**EXERCISE DIRECTIONS**
Leave out the pictures and repeat everything else in the records exactly.

Collected data entries:
.....
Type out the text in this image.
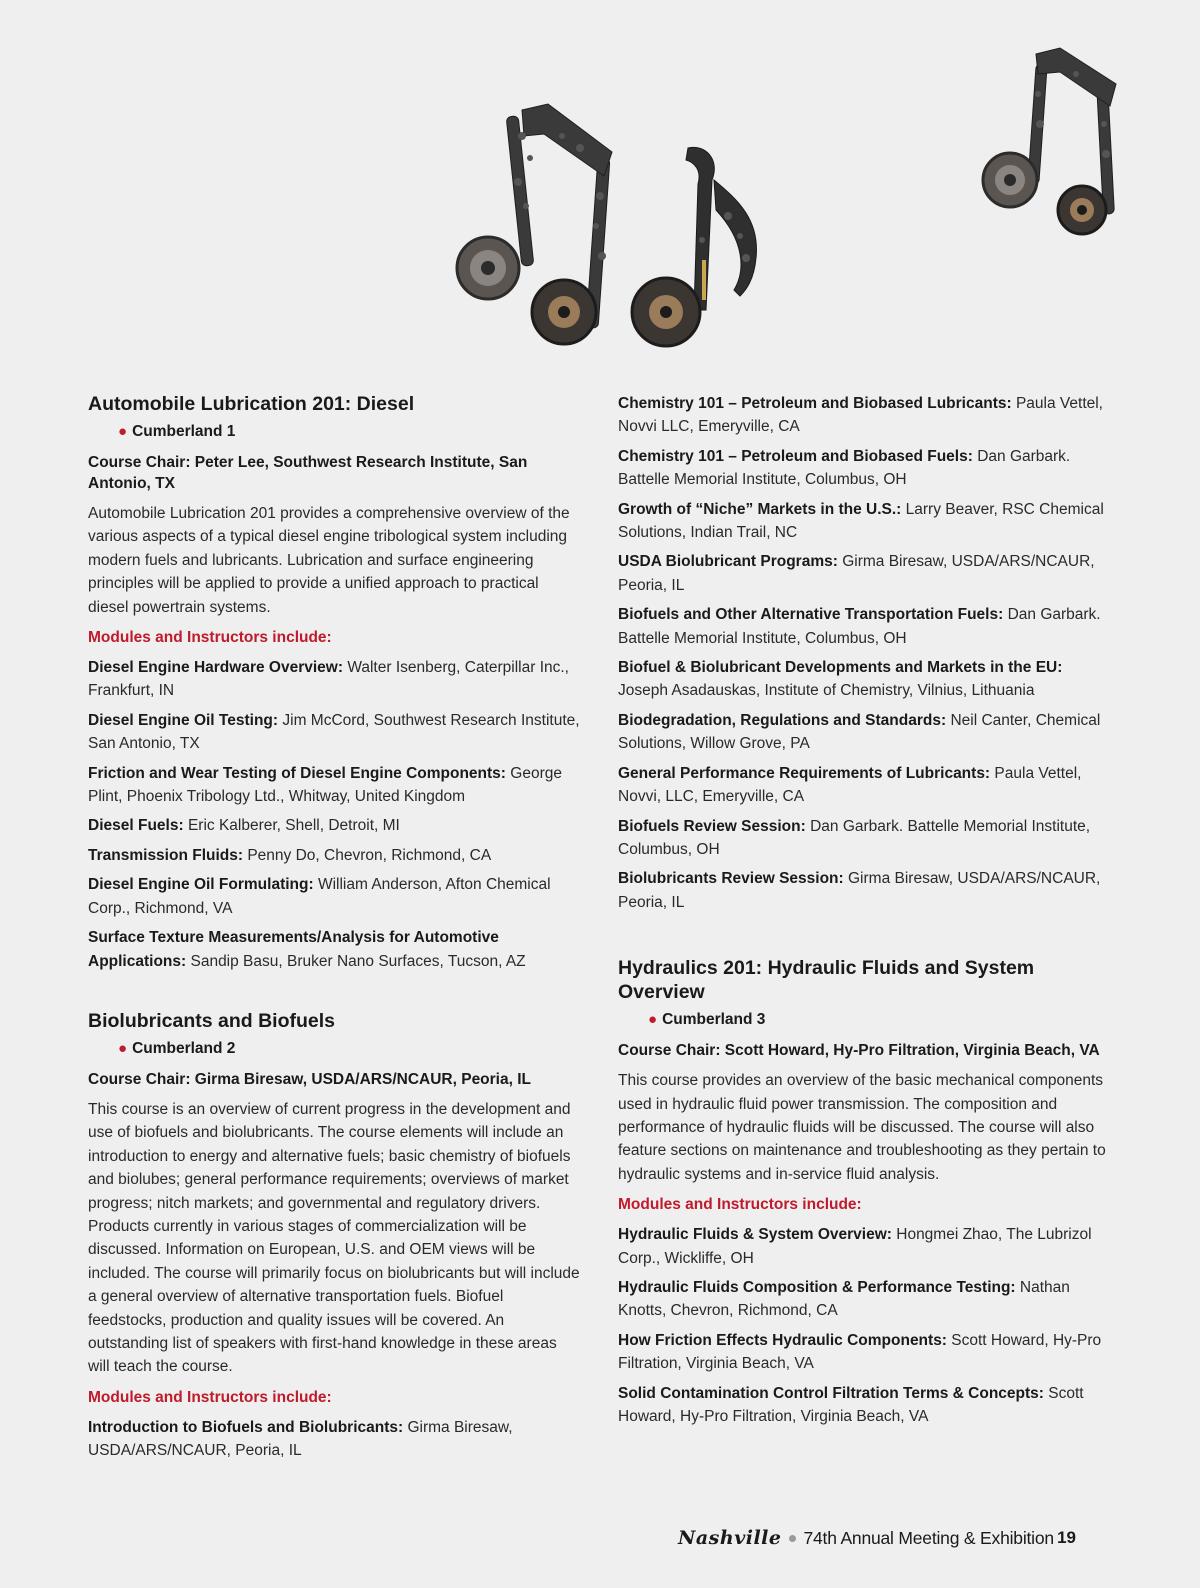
Automobile Lubrication 201: Diesel
● Cumberland 1

Course Chair: Peter Lee, Southwest Research Institute, San Antonio, TX

Automobile Lubrication 201 provides a comprehensive overview of the various aspects of a typical diesel engine tribological system including modern fuels and lubricants. Lubrication and surface engineering principles will be applied to provide a unified approach to practical diesel powertrain systems.

Modules and Instructors include:

Diesel Engine Hardware Overview: Walter Isenberg, Caterpillar Inc., Frankfurt, IN

Diesel Engine Oil Testing: Jim McCord, Southwest Research Institute, San Antonio, TX

Friction and Wear Testing of Diesel Engine Components: George Plint, Phoenix Tribology Ltd., Whitway, United Kingdom

Diesel Fuels: Eric Kalberer, Shell, Detroit, MI

Transmission Fluids: Penny Do, Chevron, Richmond, CA

Diesel Engine Oil Formulating: William Anderson, Afton Chemical Corp., Richmond, VA

Surface Texture Measurements/Analysis for Automotive Applications: Sandip Basu, Bruker Nano Surfaces, Tucson, AZ

Biolubricants and Biofuels
● Cumberland 2

Course Chair: Girma Biresaw, USDA/ARS/NCAUR, Peoria, IL

This course is an overview of current progress in the development and use of biofuels and biolubricants. The course elements will include an introduction to energy and alternative fuels; basic chemistry of biofuels and biolubes; general performance requirements; overviews of market progress; nitch markets; and governmental and regulatory drivers. Products currently in various stages of commercialization will be discussed. Information on European, U.S. and OEM views will be included. The course will primarily focus on biolubricants but will include a general overview of alternative transportation fuels. Biofuel feedstocks, production and quality issues will be covered. An outstanding list of speakers with first-hand knowledge in these areas will teach the course.

Modules and Instructors include:

Introduction to Biofuels and Biolubricants: Girma Biresaw, USDA/ARS/NCAUR, Peoria, IL

Chemistry 101 – Petroleum and Biobased Lubricants: Paula Vettel, Novvi LLC, Emeryville, CA

Chemistry 101 – Petroleum and Biobased Fuels: Dan Garbark. Battelle Memorial Institute, Columbus, OH

Growth of “Niche” Markets in the U.S.: Larry Beaver, RSC Chemical Solutions, Indian Trail, NC

USDA Biolubricant Programs: Girma Biresaw, USDA/ARS/NCAUR, Peoria, IL

Biofuels and Other Alternative Transportation Fuels: Dan Garbark. Battelle Memorial Institute, Columbus, OH

Biofuel & Biolubricant Developments and Markets in the EU: Joseph Asadauskas, Institute of Chemistry, Vilnius, Lithuania

Biodegradation, Regulations and Standards: Neil Canter, Chemical Solutions, Willow Grove, PA

General Performance Requirements of Lubricants: Paula Vettel, Novvi, LLC, Emeryville, CA

Biofuels Review Session: Dan Garbark. Battelle Memorial Institute, Columbus, OH

Biolubricants Review Session: Girma Biresaw, USDA/ARS/NCAUR, Peoria, IL

Hydraulics 201: Hydraulic Fluids and System Overview
● Cumberland 3

Course Chair: Scott Howard, Hy-Pro Filtration, Virginia Beach, VA

This course provides an overview of the basic mechanical components used in hydraulic fluid power transmission. The composition and performance of hydraulic fluids will be discussed. The course will also feature sections on maintenance and troubleshooting as they pertain to hydraulic systems and in-service fluid analysis.

Modules and Instructors include:

Hydraulic Fluids & System Overview: Hongmei Zhao, The Lubrizol Corp., Wickliffe, OH

Hydraulic Fluids Composition & Performance Testing: Nathan Knotts, Chevron, Richmond, CA

How Friction Effects Hydraulic Components: Scott Howard, Hy-Pro Filtration, Virginia Beach, VA

Solid Contamination Control Filtration Terms & Concepts: Scott Howard, Hy-Pro Filtration, Virginia Beach, VA

Nashville 74th Annual Meeting & Exhibition 19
.....
**PROBLEM SOLUTION**
Type out the text in this image.
Automobile Lubrication 201: Diesel
● Cumberland 1

Course Chair: Peter Lee, Southwest Research Institute, San Antonio, TX

Automobile Lubrication 201 provides a comprehensive overview of the various aspects of a typical diesel engine tribological system including modern fuels and lubricants. Lubrication and surface engineering principles will be applied to provide a unified approach to practical diesel powertrain systems.

Modules and Instructors include:

Diesel Engine Hardware Overview: Walter Isenberg, Caterpillar Inc., Frankfurt, IN

Diesel Engine Oil Testing: Jim McCord, Southwest Research Institute, San Antonio, TX

Friction and Wear Testing of Diesel Engine Components: George Plint, Phoenix Tribology Ltd., Whitway, United Kingdom

Diesel Fuels: Eric Kalberer, Shell, Detroit, MI

Transmission Fluids: Penny Do, Chevron, Richmond, CA

Diesel Engine Oil Formulating: William Anderson, Afton Chemical Corp., Richmond, VA

Surface Texture Measurements/Analysis for Automotive Applications: Sandip Basu, Bruker Nano Surfaces, Tucson, AZ

Biolubricants and Biofuels
● Cumberland 2

Course Chair: Girma Biresaw, USDA/ARS/NCAUR, Peoria, IL

This course is an overview of current progress in the development and use of biofuels and biolubricants. The course elements will include an introduction to energy and alternative fuels; basic chemistry of biofuels and biolubes; general performance requirements; overviews of market progress; nitch markets; and governmental and regulatory drivers. Products currently in various stages of commercialization will be discussed. Information on European, U.S. and OEM views will be included. The course will primarily focus on biolubricants but will include a general overview of alternative transportation fuels. Biofuel feedstocks, production and quality issues will be covered. An outstanding list of speakers with first-hand knowledge in these areas will teach the course.

Modules and Instructors include:

Introduction to Biofuels and Biolubricants: Girma Biresaw, USDA/ARS/NCAUR, Peoria, IL

Chemistry 101 – Petroleum and Biobased Lubricants: Paula Vettel, Novvi LLC, Emeryville, CA

Chemistry 101 – Petroleum and Biobased Fuels: Dan Garbark. Battelle Memorial Institute, Columbus, OH

Growth of “Niche” Markets in the U.S.: Larry Beaver, RSC Chemical Solutions, Indian Trail, NC

USDA Biolubricant Programs: Girma Biresaw, USDA/ARS/NCAUR, Peoria, IL

Biofuels and Other Alternative Transportation Fuels: Dan Garbark. Battelle Memorial Institute, Columbus, OH

Biofuel & Biolubricant Developments and Markets in the EU: Joseph Asadauskas, Institute of Chemistry, Vilnius, Lithuania

Biodegradation, Regulations and Standards: Neil Canter, Chemical Solutions, Willow Grove, PA

General Performance Requirements of Lubricants: Paula Vettel, Novvi, LLC, Emeryville, CA

Biofuels Review Session: Dan Garbark. Battelle Memorial Institute, Columbus, OH

Biolubricants Review Session: Girma Biresaw, USDA/ARS/NCAUR, Peoria, IL

Hydraulics 201: Hydraulic Fluids and System Overview
● Cumberland 3

Course Chair: Scott Howard, Hy-Pro Filtration, Virginia Beach, VA

This course provides an overview of the basic mechanical components used in hydraulic fluid power transmission. The composition and performance of hydraulic fluids will be discussed. The course will also feature sections on maintenance and troubleshooting as they pertain to hydraulic systems and in-service fluid analysis.

Modules and Instructors include:

Hydraulic Fluids & System Overview: Hongmei Zhao, The Lubrizol Corp., Wickliffe, OH

Hydraulic Fluids Composition & Performance Testing: Nathan Knotts, Chevron, Richmond, CA

How Friction Effects Hydraulic Components: Scott Howard, Hy-Pro Filtration, Virginia Beach, VA

Solid Contamination Control Filtration Terms & Concepts: Scott Howard, Hy-Pro Filtration, Virginia Beach, VA

Nashville 74th Annual Meeting & Exhibition 19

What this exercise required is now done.